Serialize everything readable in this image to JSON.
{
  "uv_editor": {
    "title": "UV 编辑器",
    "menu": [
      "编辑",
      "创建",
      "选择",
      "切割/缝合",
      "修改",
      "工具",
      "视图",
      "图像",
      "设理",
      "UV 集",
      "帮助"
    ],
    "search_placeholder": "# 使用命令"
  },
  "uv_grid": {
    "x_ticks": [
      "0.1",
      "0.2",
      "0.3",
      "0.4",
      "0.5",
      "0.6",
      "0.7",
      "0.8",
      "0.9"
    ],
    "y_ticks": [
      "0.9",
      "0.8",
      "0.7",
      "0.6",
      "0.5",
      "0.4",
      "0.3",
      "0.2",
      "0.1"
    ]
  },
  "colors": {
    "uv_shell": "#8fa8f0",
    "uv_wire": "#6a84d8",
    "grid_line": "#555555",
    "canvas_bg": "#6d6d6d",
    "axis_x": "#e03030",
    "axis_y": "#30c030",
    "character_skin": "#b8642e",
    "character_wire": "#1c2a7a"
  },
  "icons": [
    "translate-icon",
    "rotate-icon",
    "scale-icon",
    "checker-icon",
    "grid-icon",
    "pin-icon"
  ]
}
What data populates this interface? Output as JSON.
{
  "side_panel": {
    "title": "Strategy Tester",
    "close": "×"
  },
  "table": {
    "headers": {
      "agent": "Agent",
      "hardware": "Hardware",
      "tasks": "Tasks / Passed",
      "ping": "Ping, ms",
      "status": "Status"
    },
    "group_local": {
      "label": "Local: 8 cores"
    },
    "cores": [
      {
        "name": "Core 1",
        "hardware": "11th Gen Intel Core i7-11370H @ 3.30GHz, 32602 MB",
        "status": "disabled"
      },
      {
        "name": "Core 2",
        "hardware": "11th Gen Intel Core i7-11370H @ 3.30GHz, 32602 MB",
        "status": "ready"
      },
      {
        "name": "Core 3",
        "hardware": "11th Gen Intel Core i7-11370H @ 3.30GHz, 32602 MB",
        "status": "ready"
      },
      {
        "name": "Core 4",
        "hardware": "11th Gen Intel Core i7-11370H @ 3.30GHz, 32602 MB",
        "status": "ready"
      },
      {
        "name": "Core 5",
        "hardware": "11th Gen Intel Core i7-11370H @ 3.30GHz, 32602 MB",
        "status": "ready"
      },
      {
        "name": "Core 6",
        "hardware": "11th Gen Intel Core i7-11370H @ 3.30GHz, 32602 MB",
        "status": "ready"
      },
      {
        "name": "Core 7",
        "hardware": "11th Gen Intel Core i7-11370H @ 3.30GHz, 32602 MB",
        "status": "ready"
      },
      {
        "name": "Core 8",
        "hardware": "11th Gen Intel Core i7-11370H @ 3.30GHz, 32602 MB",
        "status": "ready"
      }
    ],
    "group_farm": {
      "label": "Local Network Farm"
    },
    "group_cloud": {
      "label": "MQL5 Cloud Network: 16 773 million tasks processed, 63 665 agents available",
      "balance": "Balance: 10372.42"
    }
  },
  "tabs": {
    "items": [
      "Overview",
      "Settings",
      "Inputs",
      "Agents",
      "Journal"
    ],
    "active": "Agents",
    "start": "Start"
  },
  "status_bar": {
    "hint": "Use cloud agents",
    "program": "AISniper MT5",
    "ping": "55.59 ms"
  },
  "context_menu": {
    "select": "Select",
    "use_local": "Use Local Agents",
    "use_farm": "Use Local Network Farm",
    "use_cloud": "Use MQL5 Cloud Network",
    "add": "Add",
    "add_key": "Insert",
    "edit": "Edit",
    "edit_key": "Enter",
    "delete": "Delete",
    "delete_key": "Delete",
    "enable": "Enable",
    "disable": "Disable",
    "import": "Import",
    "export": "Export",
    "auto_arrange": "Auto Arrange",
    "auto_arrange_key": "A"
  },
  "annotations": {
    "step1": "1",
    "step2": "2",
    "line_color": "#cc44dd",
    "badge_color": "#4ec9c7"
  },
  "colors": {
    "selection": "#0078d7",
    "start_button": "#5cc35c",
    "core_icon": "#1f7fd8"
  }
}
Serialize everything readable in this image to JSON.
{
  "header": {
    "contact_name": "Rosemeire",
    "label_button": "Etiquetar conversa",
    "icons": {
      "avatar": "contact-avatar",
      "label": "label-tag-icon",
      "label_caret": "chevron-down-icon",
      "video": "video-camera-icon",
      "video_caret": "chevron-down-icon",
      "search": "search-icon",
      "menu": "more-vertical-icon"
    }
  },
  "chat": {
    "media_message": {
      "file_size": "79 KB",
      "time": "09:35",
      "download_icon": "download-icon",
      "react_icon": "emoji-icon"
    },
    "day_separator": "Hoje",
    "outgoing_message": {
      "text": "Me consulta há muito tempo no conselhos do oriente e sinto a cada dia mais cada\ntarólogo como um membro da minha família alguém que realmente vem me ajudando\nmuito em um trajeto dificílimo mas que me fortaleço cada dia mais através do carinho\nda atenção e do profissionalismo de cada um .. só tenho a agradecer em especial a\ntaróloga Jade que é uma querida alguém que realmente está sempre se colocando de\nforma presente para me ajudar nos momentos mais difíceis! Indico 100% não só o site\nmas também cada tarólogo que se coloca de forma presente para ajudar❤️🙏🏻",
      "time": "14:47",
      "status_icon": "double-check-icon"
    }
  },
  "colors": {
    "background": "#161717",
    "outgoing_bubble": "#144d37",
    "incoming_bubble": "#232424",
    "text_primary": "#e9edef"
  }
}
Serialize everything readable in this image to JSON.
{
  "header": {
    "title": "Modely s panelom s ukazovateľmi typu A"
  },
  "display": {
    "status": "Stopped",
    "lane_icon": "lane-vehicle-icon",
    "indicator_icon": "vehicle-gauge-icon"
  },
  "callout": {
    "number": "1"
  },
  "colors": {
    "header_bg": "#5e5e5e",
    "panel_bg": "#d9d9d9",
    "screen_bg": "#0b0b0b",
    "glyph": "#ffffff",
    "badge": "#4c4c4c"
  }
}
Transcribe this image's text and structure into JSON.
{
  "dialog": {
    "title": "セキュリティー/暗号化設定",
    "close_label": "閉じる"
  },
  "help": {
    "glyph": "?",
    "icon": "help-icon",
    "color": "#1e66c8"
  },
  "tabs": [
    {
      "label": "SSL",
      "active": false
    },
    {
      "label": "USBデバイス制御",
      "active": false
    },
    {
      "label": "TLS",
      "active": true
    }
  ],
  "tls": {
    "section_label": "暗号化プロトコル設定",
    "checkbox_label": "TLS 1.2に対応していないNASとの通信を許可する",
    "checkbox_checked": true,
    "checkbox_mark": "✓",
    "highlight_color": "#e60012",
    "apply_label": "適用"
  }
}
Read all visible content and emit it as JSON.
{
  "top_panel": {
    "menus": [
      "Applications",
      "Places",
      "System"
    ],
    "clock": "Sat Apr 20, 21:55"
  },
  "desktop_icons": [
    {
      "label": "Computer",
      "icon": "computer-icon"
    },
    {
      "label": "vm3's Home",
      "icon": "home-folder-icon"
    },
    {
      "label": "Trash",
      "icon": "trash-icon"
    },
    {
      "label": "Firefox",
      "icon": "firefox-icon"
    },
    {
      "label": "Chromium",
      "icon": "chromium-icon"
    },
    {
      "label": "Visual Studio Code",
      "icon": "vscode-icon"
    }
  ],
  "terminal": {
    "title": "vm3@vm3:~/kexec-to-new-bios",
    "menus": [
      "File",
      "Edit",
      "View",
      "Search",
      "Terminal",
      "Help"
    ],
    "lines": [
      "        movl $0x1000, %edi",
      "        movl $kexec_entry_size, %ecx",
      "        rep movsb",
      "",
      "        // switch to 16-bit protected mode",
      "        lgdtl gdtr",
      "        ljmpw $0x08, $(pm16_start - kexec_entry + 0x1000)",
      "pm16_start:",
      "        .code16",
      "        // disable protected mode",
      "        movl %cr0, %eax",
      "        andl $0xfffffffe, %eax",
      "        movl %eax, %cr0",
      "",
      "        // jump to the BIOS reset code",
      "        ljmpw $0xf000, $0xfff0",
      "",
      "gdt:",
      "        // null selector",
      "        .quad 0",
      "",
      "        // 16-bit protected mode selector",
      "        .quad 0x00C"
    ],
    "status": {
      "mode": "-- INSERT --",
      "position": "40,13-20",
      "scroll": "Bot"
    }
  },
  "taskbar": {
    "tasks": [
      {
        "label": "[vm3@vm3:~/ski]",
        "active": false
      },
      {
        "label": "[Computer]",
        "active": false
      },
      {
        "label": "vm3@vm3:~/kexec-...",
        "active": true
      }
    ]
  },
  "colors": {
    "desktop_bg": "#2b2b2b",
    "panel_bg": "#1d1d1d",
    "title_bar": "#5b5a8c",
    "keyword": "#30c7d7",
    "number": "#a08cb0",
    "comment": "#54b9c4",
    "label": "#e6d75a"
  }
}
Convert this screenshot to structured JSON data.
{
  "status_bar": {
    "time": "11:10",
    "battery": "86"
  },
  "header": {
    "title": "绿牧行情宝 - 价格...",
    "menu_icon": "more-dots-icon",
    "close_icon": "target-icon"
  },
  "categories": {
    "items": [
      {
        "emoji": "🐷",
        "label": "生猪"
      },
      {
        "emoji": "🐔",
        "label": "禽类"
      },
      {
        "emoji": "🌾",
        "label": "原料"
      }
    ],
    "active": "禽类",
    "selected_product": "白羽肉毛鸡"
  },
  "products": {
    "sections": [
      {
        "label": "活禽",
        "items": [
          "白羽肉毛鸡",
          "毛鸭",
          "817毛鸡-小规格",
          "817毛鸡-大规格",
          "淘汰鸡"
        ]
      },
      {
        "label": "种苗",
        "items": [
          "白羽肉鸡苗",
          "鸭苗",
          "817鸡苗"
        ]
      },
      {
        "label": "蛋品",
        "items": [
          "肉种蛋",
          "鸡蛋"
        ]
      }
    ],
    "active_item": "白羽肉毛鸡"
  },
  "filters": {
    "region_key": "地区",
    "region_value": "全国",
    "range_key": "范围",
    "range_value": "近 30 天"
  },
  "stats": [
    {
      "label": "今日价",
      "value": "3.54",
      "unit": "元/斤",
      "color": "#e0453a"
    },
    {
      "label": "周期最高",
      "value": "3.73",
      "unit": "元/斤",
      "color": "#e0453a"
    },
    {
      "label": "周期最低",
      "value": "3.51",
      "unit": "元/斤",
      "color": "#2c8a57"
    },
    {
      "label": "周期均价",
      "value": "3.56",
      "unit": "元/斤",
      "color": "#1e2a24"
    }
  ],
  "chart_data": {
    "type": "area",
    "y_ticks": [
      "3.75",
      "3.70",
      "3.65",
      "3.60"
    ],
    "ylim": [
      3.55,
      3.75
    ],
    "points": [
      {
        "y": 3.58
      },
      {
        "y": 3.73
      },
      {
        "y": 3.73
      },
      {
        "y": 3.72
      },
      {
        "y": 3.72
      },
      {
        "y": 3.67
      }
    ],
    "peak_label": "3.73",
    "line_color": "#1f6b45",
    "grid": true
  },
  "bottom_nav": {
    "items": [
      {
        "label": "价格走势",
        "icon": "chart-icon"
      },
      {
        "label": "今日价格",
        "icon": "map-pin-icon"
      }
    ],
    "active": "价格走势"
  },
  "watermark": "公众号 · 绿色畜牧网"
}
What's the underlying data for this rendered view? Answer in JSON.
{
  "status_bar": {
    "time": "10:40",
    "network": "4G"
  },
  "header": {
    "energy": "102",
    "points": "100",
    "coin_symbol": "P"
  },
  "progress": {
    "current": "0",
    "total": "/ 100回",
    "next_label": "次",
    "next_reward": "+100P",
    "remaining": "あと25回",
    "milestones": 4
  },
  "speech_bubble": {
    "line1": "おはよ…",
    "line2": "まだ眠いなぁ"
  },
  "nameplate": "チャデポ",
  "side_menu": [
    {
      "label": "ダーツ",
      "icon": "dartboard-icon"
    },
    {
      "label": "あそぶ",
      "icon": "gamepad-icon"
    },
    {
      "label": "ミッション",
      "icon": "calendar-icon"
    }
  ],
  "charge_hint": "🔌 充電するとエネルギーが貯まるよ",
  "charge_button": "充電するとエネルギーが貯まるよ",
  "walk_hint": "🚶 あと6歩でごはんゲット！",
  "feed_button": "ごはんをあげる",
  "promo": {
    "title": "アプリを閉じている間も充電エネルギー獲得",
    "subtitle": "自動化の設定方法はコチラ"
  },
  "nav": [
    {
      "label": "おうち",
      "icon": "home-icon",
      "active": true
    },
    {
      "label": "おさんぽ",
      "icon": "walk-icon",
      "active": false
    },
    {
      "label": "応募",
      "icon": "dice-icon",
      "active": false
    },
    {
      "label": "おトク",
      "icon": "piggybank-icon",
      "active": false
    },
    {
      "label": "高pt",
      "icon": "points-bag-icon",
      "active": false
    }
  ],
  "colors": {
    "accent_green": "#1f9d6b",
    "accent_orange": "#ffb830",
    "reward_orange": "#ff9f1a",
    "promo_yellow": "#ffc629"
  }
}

# # # # #

§ Task directions
Copy all lines from the material that include "points".

§ Output for this task
    "points": [
    "points": "100",
      "icon": "points-bag-icon",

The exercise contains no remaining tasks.